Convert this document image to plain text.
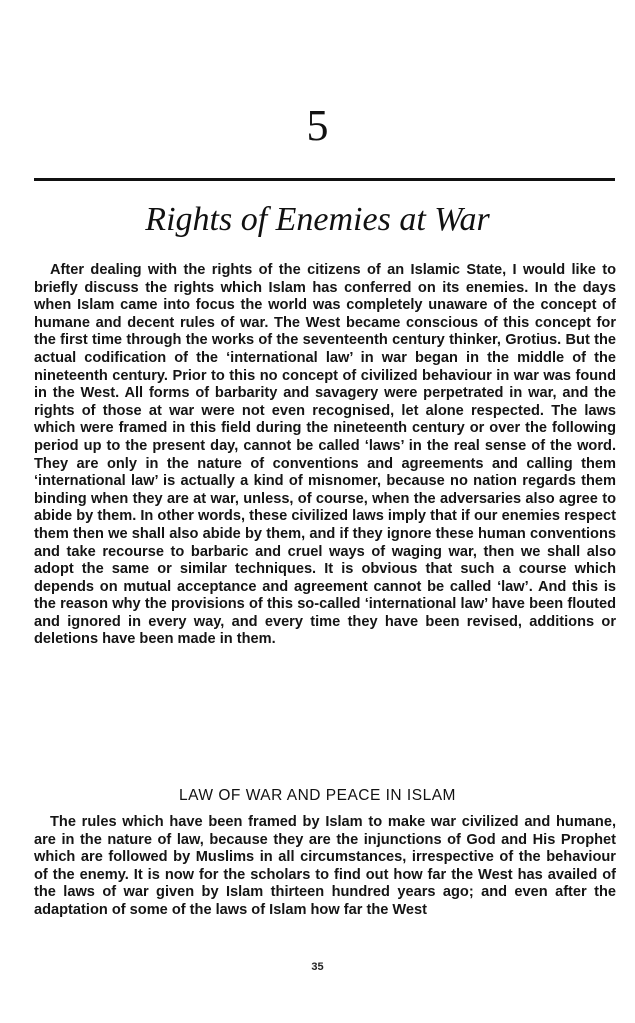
5
Rights of Enemies at War

After dealing with the rights of the citizens of an Islamic State, I would like to briefly discuss the rights which Islam has conferred on its enemies. In the days when Islam came into focus the world was completely unaware of the concept of humane and decent rules of war. The West became conscious of this concept for the first time through the works of the seventeenth century thinker, Grotius. But the actual codification of the ‘international law’ in war began in the middle of the nineteenth century. Prior to this no concept of civilized behaviour in war was found in the West. All forms of barbarity and savagery were perpetrated in war, and the rights of those at war were not even recognised, let alone respected. The laws which were framed in this field during the nineteenth century or over the following period up to the present day, cannot be called ‘laws’ in the real sense of the word. They are only in the nature of conventions and agreements and calling them ‘international law’ is actually a kind of misnomer, because no nation regards them binding when they are at war, unless, of course, when the adversaries also agree to abide by them. In other words, these civilized laws imply that if our enemies respect them then we shall also abide by them, and if they ignore these human conventions and take recourse to barbaric and cruel ways of waging war, then we shall also adopt the same or similar techniques. It is obvious that such a course which depends on mutual acceptance and agreement cannot be called ‘law’. And this is the reason why the provisions of this so-called ‘international law’ have been flouted and ignored in every way, and every time they have been revised, additions or deletions have been made in them.

LAW OF WAR AND PEACE IN ISLAM

The rules which have been framed by Islam to make war civilized and humane, are in the nature of law, because they are the injunctions of God and His Prophet which are followed by Muslims in all circumstances, irrespective of the behaviour of the enemy. It is now for the scholars to find out how far the West has availed of the laws of war given by Islam thirteen hundred years ago; and even after the adaptation of some of the laws of Islam how far the West

35
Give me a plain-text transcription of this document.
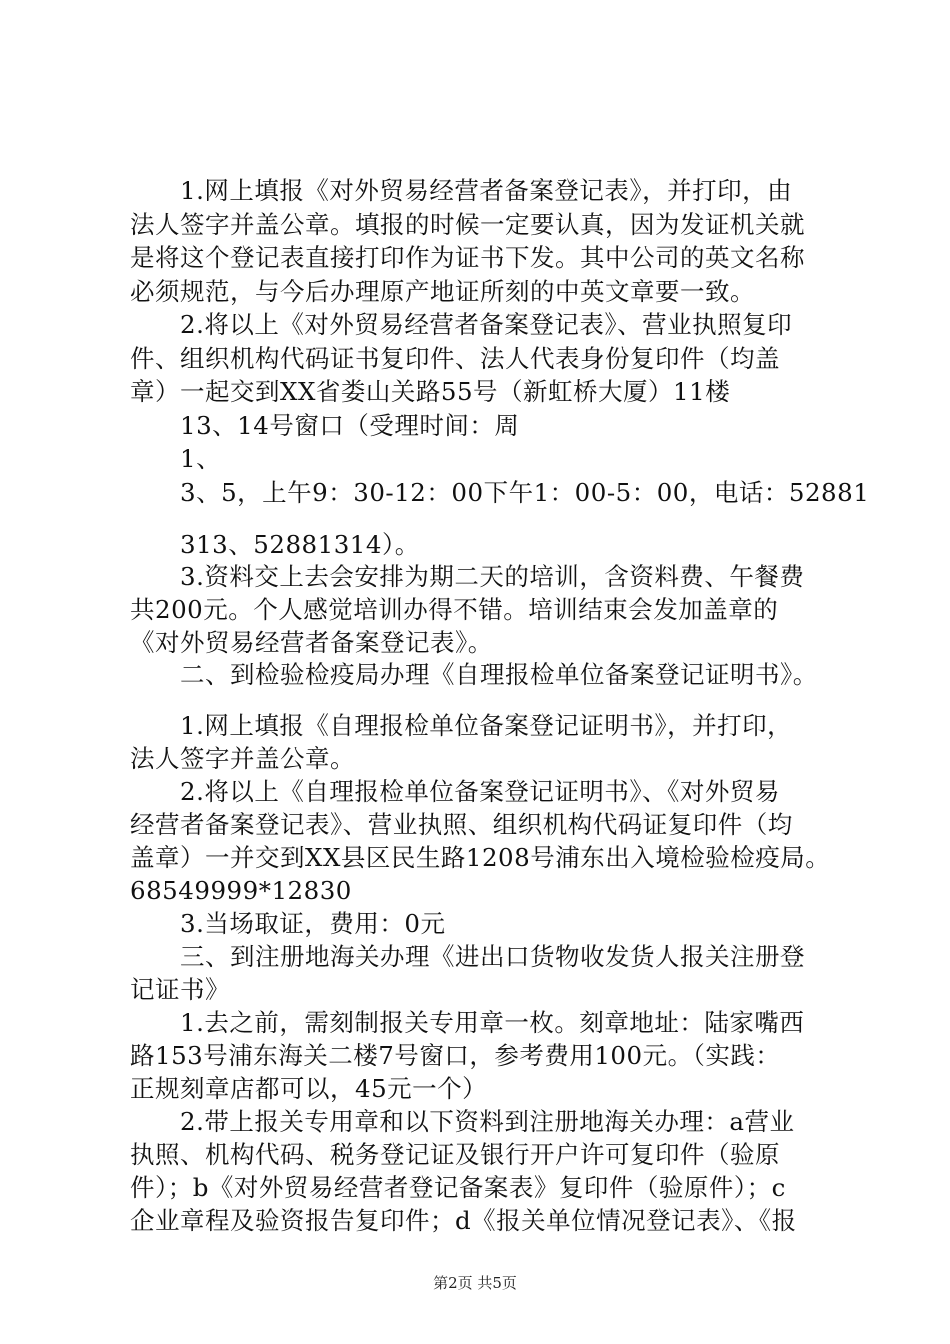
　　1.网上填报《对外贸易经营者备案登记表》，并打印，由
法人签字并盖公章。填报的时候一定要认真，因为发证机关就
是将这个登记表直接打印作为证书下发。其中公司的英文名称
必须规范，与今后办理原产地证所刻的中英文章要一致。
　　2.将以上《对外贸易经营者备案登记表》、营业执照复印
件、组织机构代码证书复印件、法人代表身份复印件（均盖
章）一起交到XX省娄山关路55号（新虹桥大厦）11楼
　　13、14号窗口（受理时间：周
　　1、
　　3、5，上午9：30-12：00下午1：00-5：00，电话：52881
　　313、52881314）。
　　3.资料交上去会安排为期二天的培训，含资料费、午餐费
共200元。个人感觉培训办得不错。培训结束会发加盖章的
《对外贸易经营者备案登记表》。
　　二、到检验检疫局办理《自理报检单位备案登记证明书》。
　　1.网上填报《自理报检单位备案登记证明书》，并打印，
法人签字并盖公章。
　　2.将以上《自理报检单位备案登记证明书》、《对外贸易
经营者备案登记表》、营业执照、组织机构代码证复印件（均
盖章）一并交到XX县区民生路1208号浦东出入境检验检疫局。
68549999*12830
　　3.当场取证，费用：0元
　　三、到注册地海关办理《进出口货物收发货人报关注册登
记证书》
　　1.去之前，需刻制报关专用章一枚。刻章地址：陆家嘴西
路153号浦东海关二楼7号窗口，参考费用100元。（实践：
正规刻章店都可以，45元一个）
　　2.带上报关专用章和以下资料到注册地海关办理：a营业
执照、机构代码、税务登记证及银行开户许可复印件（验原
件）；b《对外贸易经营者登记备案表》复印件（验原件）；c
企业章程及验资报告复印件；d《报关单位情况登记表》、《报
第2页 共5页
++++++++
• _Objective_
Leave out the pictures and copy everything else in the records word for word.

• _The answer_
Convert this document image to plain text.
5
Rights of Enemies at War

After dealing with the rights of the citizens of an Islamic State, I would like to briefly discuss the rights which Islam has conferred on its enemies. In the days when Islam came into focus the world was completely unaware of the concept of humane and decent rules of war. The West became conscious of this concept for the first time through the works of the seventeenth century thinker, Grotius. But the actual codification of the ‘international law’ in war began in the middle of the nineteenth century. Prior to this no concept of civilized behaviour in war was found in the West. All forms of barbarity and savagery were perpetrated in war, and the rights of those at war were not even recognised, let alone respected. The laws which were framed in this field during the nineteenth century or over the following period up to the present day, cannot be called ‘laws’ in the real sense of the word. They are only in the nature of conventions and agreements and calling them ‘international law’ is actually a kind of misnomer, because no nation regards them binding when they are at war, unless, of course, when the adversaries also agree to abide by them. In other words, these civilized laws imply that if our enemies respect them then we shall also abide by them, and if they ignore these human conventions and take recourse to barbaric and cruel ways of waging war, then we shall also adopt the same or similar techniques. It is obvious that such a course which depends on mutual acceptance and agreement cannot be called ‘law’. And this is the reason why the provisions of this so-called ‘international law’ have been flouted and ignored in every way, and every time they have been revised, additions or deletions have been made in them.

LAW OF WAR AND PEACE IN ISLAM

The rules which have been framed by Islam to make war civilized and humane, are in the nature of law, because they are the injunctions of God and His Prophet which are followed by Muslims in all circumstances, irrespective of the behaviour of the enemy. It is now for the scholars to find out how far the West has availed of the laws of war given by Islam thirteen hundred years ago; and even after the adaptation of some of the laws of Islam how far the West

35
Give me a plain-text transcription of this document.
　　1.网上填报《对外贸易经营者备案登记表》，并打印，由
法人签字并盖公章。填报的时候一定要认真，因为发证机关就
是将这个登记表直接打印作为证书下发。其中公司的英文名称
必须规范，与今后办理原产地证所刻的中英文章要一致。
　　2.将以上《对外贸易经营者备案登记表》、营业执照复印
件、组织机构代码证书复印件、法人代表身份复印件（均盖
章）一起交到XX省娄山关路55号（新虹桥大厦）11楼
　　13、14号窗口（受理时间：周
　　1、
　　3、5，上午9：30-12：00下午1：00-5：00，电话：52881
　　313、52881314）。
　　3.资料交上去会安排为期二天的培训，含资料费、午餐费
共200元。个人感觉培训办得不错。培训结束会发加盖章的
《对外贸易经营者备案登记表》。
　　二、到检验检疫局办理《自理报检单位备案登记证明书》。
　　1.网上填报《自理报检单位备案登记证明书》，并打印，
法人签字并盖公章。
　　2.将以上《自理报检单位备案登记证明书》、《对外贸易
经营者备案登记表》、营业执照、组织机构代码证复印件（均
盖章）一并交到XX县区民生路1208号浦东出入境检验检疫局。
68549999*12830
　　3.当场取证，费用：0元
　　三、到注册地海关办理《进出口货物收发货人报关注册登
记证书》
　　1.去之前，需刻制报关专用章一枚。刻章地址：陆家嘴西
路153号浦东海关二楼7号窗口，参考费用100元。（实践：
正规刻章店都可以，45元一个）
　　2.带上报关专用章和以下资料到注册地海关办理：a营业
执照、机构代码、税务登记证及银行开户许可复印件（验原
件）；b《对外贸易经营者登记备案表》复印件（验原件）；c
企业章程及验资报告复印件；d《报关单位情况登记表》、《报
第2页 共5页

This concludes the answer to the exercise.